• **THE TASK**
Every record below is to be retyped exactly.

• **INPUT FOR THIS TASK**
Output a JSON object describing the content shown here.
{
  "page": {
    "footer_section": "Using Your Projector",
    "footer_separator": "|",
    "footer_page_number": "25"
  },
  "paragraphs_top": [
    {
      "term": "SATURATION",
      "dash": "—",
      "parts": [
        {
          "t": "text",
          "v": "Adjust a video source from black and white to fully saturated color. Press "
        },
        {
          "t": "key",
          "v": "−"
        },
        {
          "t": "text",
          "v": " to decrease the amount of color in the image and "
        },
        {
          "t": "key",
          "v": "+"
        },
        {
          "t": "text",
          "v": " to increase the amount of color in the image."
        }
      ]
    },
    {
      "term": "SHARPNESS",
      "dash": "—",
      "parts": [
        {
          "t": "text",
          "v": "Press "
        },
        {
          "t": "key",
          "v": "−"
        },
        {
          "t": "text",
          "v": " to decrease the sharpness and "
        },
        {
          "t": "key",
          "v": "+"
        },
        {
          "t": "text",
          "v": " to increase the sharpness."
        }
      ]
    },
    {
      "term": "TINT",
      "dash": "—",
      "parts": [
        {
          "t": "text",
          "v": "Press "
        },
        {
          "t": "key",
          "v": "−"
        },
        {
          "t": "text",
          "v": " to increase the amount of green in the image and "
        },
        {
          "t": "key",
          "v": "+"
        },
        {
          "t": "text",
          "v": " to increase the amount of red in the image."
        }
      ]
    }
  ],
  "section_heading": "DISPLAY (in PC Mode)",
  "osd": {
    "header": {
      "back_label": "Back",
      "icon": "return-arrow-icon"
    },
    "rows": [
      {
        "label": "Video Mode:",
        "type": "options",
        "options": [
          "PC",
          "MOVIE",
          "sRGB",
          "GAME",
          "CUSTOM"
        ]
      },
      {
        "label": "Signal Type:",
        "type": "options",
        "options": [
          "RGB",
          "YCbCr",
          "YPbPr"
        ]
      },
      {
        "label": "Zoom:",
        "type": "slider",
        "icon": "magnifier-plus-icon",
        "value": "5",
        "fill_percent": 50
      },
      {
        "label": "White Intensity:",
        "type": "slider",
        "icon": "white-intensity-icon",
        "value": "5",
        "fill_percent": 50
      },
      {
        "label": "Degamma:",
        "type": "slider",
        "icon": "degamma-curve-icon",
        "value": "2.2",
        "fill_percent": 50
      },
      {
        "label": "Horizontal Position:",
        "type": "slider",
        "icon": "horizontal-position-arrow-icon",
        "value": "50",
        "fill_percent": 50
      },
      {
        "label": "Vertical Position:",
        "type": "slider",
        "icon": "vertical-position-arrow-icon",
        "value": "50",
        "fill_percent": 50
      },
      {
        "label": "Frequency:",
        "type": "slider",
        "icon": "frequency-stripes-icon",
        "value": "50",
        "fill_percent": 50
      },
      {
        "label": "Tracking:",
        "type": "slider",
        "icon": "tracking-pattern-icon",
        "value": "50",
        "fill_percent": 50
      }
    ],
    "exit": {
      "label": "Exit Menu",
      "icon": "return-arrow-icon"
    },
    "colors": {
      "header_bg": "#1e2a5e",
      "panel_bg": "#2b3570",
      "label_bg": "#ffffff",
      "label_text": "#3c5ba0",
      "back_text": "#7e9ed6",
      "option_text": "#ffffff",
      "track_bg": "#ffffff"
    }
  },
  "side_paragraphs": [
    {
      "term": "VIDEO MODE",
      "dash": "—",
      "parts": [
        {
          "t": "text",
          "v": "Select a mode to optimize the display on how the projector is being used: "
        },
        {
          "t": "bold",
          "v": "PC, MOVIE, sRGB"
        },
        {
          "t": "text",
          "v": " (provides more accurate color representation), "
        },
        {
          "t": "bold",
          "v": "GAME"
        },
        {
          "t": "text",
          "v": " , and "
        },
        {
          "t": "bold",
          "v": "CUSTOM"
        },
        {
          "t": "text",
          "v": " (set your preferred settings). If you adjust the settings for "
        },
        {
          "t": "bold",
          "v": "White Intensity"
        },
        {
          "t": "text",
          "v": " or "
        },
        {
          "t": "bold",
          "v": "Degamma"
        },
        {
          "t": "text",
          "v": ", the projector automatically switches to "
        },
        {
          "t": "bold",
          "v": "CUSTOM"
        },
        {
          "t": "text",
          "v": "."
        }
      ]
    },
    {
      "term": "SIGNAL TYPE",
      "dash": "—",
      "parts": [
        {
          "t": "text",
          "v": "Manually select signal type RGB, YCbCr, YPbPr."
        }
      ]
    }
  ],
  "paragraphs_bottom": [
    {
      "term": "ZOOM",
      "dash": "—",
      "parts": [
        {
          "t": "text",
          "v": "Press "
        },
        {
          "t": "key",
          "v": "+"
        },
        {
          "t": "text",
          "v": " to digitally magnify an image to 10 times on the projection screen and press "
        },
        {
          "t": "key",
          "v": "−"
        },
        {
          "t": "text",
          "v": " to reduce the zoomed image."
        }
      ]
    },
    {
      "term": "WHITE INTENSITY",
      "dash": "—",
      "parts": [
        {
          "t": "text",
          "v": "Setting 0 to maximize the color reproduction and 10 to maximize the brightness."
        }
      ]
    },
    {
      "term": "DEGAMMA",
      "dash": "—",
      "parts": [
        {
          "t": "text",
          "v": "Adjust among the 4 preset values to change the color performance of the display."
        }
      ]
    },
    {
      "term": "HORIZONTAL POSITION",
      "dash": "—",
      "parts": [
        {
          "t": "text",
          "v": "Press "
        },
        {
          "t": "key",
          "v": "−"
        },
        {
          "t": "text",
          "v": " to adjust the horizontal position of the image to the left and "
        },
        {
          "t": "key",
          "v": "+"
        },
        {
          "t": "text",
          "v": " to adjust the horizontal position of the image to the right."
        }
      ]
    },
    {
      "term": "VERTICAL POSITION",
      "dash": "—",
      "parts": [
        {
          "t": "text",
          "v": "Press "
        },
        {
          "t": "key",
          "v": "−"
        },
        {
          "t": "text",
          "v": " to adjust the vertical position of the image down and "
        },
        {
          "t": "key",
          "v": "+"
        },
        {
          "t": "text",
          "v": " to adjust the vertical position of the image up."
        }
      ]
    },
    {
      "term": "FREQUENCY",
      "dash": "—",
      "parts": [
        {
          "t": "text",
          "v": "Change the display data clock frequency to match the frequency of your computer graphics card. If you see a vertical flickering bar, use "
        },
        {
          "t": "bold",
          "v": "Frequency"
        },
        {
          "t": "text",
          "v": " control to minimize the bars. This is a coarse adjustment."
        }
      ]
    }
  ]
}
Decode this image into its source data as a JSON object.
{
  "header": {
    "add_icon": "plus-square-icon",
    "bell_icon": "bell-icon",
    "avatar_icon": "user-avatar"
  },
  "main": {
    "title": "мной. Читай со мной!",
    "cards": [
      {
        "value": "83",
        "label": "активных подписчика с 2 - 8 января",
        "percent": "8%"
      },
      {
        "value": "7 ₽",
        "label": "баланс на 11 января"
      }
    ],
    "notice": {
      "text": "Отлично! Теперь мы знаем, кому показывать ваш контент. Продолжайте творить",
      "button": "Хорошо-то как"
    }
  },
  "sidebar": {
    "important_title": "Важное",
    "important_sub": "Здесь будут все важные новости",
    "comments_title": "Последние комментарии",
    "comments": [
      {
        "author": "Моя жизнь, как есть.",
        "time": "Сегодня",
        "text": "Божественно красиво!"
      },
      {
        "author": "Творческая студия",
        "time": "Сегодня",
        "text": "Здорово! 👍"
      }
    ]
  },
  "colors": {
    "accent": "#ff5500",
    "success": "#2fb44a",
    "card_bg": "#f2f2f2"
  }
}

• **RESPONSE BELOW**
Output a JSON object describing the content shown here.
{
  "page": {
    "footer_section": "Using Your Projector",
    "footer_separator": "|",
    "footer_page_number": "25"
  },
  "paragraphs_top": [
    {
      "term": "SATURATION",
      "dash": "—",
      "parts": [
        {
          "t": "text",
          "v": "Adjust a video source from black and white to fully saturated color. Press "
        },
        {
          "t": "key",
          "v": "−"
        },
        {
          "t": "text",
          "v": " to decrease the amount of color in the image and "
        },
        {
          "t": "key",
          "v": "+"
        },
        {
          "t": "text",
          "v": " to increase the amount of color in the image."
        }
      ]
    },
    {
      "term": "SHARPNESS",
      "dash": "—",
      "parts": [
        {
          "t": "text",
          "v": "Press "
        },
        {
          "t": "key",
          "v": "−"
        },
        {
          "t": "text",
          "v": " to decrease the sharpness and "
        },
        {
          "t": "key",
          "v": "+"
        },
        {
          "t": "text",
          "v": " to increase the sharpness."
        }
      ]
    },
    {
      "term": "TINT",
      "dash": "—",
      "parts": [
        {
          "t": "text",
          "v": "Press "
        },
        {
          "t": "key",
          "v": "−"
        },
        {
          "t": "text",
          "v": " to increase the amount of green in the image and "
        },
        {
          "t": "key",
          "v": "+"
        },
        {
          "t": "text",
          "v": " to increase the amount of red in the image."
        }
      ]
    }
  ],
  "section_heading": "DISPLAY (in PC Mode)",
  "osd": {
    "header": {
      "back_label": "Back",
      "icon": "return-arrow-icon"
    },
    "rows": [
      {
        "label": "Video Mode:",
        "type": "options",
        "options": [
          "PC",
          "MOVIE",
          "sRGB",
          "GAME",
          "CUSTOM"
        ]
      },
      {
        "label": "Signal Type:",
        "type": "options",
        "options": [
          "RGB",
          "YCbCr",
          "YPbPr"
        ]
      },
      {
        "label": "Zoom:",
        "type": "slider",
        "icon": "magnifier-plus-icon",
        "value": "5",
        "fill_percent": 50
      },
      {
        "label": "White Intensity:",
        "type": "slider",
        "icon": "white-intensity-icon",
        "value": "5",
        "fill_percent": 50
      },
      {
        "label": "Degamma:",
        "type": "slider",
        "icon": "degamma-curve-icon",
        "value": "2.2",
        "fill_percent": 50
      },
      {
        "label": "Horizontal Position:",
        "type": "slider",
        "icon": "horizontal-position-arrow-icon",
        "value": "50",
        "fill_percent": 50
      },
      {
        "label": "Vertical Position:",
        "type": "slider",
        "icon": "vertical-position-arrow-icon",
        "value": "50",
        "fill_percent": 50
      },
      {
        "label": "Frequency:",
        "type": "slider",
        "icon": "frequency-stripes-icon",
        "value": "50",
        "fill_percent": 50
      },
      {
        "label": "Tracking:",
        "type": "slider",
        "icon": "tracking-pattern-icon",
        "value": "50",
        "fill_percent": 50
      }
    ],
    "exit": {
      "label": "Exit Menu",
      "icon": "return-arrow-icon"
    },
    "colors": {
      "header_bg": "#1e2a5e",
      "panel_bg": "#2b3570",
      "label_bg": "#ffffff",
      "label_text": "#3c5ba0",
      "back_text": "#7e9ed6",
      "option_text": "#ffffff",
      "track_bg": "#ffffff"
    }
  },
  "side_paragraphs": [
    {
      "term": "VIDEO MODE",
      "dash": "—",
      "parts": [
        {
          "t": "text",
          "v": "Select a mode to optimize the display on how the projector is being used: "
        },
        {
          "t": "bold",
          "v": "PC, MOVIE, sRGB"
        },
        {
          "t": "text",
          "v": " (provides more accurate color representation), "
        },
        {
          "t": "bold",
          "v": "GAME"
        },
        {
          "t": "text",
          "v": " , and "
        },
        {
          "t": "bold",
          "v": "CUSTOM"
        },
        {
          "t": "text",
          "v": " (set your preferred settings). If you adjust the settings for "
        },
        {
          "t": "bold",
          "v": "White Intensity"
        },
        {
          "t": "text",
          "v": " or "
        },
        {
          "t": "bold",
          "v": "Degamma"
        },
        {
          "t": "text",
          "v": ", the projector automatically switches to "
        },
        {
          "t": "bold",
          "v": "CUSTOM"
        },
        {
          "t": "text",
          "v": "."
        }
      ]
    },
    {
      "term": "SIGNAL TYPE",
      "dash": "—",
      "parts": [
        {
          "t": "text",
          "v": "Manually select signal type RGB, YCbCr, YPbPr."
        }
      ]
    }
  ],
  "paragraphs_bottom": [
    {
      "term": "ZOOM",
      "dash": "—",
      "parts": [
        {
          "t": "text",
          "v": "Press "
        },
        {
          "t": "key",
          "v": "+"
        },
        {
          "t": "text",
          "v": " to digitally magnify an image to 10 times on the projection screen and press "
        },
        {
          "t": "key",
          "v": "−"
        },
        {
          "t": "text",
          "v": " to reduce the zoomed image."
        }
      ]
    },
    {
      "term": "WHITE INTENSITY",
      "dash": "—",
      "parts": [
        {
          "t": "text",
          "v": "Setting 0 to maximize the color reproduction and 10 to maximize the brightness."
        }
      ]
    },
    {
      "term": "DEGAMMA",
      "dash": "—",
      "parts": [
        {
          "t": "text",
          "v": "Adjust among the 4 preset values to change the color performance of the display."
        }
      ]
    },
    {
      "term": "HORIZONTAL POSITION",
      "dash": "—",
      "parts": [
        {
          "t": "text",
          "v": "Press "
        },
        {
          "t": "key",
          "v": "−"
        },
        {
          "t": "text",
          "v": " to adjust the horizontal position of the image to the left and "
        },
        {
          "t": "key",
          "v": "+"
        },
        {
          "t": "text",
          "v": " to adjust the horizontal position of the image to the right."
        }
      ]
    },
    {
      "term": "VERTICAL POSITION",
      "dash": "—",
      "parts": [
        {
          "t": "text",
          "v": "Press "
        },
        {
          "t": "key",
          "v": "−"
        },
        {
          "t": "text",
          "v": " to adjust the vertical position of the image down and "
        },
        {
          "t": "key",
          "v": "+"
        },
        {
          "t": "text",
          "v": " to adjust the vertical position of the image up."
        }
      ]
    },
    {
      "term": "FREQUENCY",
      "dash": "—",
      "parts": [
        {
          "t": "text",
          "v": "Change the display data clock frequency to match the frequency of your computer graphics card. If you see a vertical flickering bar, use "
        },
        {
          "t": "bold",
          "v": "Frequency"
        },
        {
          "t": "text",
          "v": " control to minimize the bars. This is a coarse adjustment."
        }
      ]
    }
  ]
}
Decode this image into its source data as a JSON object.
{
  "header": {
    "add_icon": "plus-square-icon",
    "bell_icon": "bell-icon",
    "avatar_icon": "user-avatar"
  },
  "main": {
    "title": "мной. Читай со мной!",
    "cards": [
      {
        "value": "83",
        "label": "активных подписчика с 2 - 8 января",
        "percent": "8%"
      },
      {
        "value": "7 ₽",
        "label": "баланс на 11 января"
      }
    ],
    "notice": {
      "text": "Отлично! Теперь мы знаем, кому показывать ваш контент. Продолжайте творить",
      "button": "Хорошо-то как"
    }
  },
  "sidebar": {
    "important_title": "Важное",
    "important_sub": "Здесь будут все важные новости",
    "comments_title": "Последние комментарии",
    "comments": [
      {
        "author": "Моя жизнь, как есть.",
        "time": "Сегодня",
        "text": "Божественно красиво!"
      },
      {
        "author": "Творческая студия",
        "time": "Сегодня",
        "text": "Здорово! 👍"
      }
    ]
  },
  "colors": {
    "accent": "#ff5500",
    "success": "#2fb44a",
    "card_bg": "#f2f2f2"
  }
}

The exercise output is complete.